* **EXERCISE OBJECTIVE**
Your answer should be a single number: how many lines in the data below hold the string "name".

* **RECORDS**
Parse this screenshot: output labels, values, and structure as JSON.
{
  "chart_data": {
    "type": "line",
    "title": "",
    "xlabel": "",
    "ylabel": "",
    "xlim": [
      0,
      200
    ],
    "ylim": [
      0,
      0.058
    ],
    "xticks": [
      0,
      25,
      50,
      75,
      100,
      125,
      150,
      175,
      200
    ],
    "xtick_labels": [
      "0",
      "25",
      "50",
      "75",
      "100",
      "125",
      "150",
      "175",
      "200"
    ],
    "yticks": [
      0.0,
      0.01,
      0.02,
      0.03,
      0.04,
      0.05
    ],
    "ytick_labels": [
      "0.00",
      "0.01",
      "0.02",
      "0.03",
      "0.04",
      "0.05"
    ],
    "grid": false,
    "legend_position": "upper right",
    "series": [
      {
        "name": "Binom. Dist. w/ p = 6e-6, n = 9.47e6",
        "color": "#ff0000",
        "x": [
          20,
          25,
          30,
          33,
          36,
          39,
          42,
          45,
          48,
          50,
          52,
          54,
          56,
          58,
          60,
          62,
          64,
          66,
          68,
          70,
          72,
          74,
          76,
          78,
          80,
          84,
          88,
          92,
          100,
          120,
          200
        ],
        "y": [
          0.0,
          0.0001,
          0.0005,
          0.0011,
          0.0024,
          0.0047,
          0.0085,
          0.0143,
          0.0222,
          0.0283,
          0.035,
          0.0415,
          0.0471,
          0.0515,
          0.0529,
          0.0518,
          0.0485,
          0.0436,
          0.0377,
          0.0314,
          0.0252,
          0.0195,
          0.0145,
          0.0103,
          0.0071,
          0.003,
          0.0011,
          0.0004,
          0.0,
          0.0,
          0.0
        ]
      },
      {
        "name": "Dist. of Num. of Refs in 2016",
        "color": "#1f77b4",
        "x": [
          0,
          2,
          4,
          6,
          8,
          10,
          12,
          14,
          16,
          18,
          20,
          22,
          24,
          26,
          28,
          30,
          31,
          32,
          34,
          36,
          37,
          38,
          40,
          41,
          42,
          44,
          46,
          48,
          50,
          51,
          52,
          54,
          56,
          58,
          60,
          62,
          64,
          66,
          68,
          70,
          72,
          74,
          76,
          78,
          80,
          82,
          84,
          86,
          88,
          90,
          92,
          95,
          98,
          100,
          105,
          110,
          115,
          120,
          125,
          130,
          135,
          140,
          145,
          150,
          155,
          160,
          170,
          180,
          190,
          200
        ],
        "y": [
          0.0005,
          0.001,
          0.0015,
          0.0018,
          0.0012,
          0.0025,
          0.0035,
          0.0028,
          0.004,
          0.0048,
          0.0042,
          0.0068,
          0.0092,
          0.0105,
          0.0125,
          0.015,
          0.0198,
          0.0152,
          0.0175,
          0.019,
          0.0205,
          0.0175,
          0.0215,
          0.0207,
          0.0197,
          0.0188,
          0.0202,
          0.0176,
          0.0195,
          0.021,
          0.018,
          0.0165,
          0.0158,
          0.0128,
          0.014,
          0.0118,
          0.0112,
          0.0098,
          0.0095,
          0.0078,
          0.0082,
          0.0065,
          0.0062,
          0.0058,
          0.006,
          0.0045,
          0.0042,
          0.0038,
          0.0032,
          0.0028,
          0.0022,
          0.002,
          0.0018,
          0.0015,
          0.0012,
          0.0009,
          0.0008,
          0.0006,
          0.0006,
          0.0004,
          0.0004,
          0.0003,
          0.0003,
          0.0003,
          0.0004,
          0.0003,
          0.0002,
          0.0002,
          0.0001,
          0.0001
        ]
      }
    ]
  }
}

* **FULL SOLUTION**
2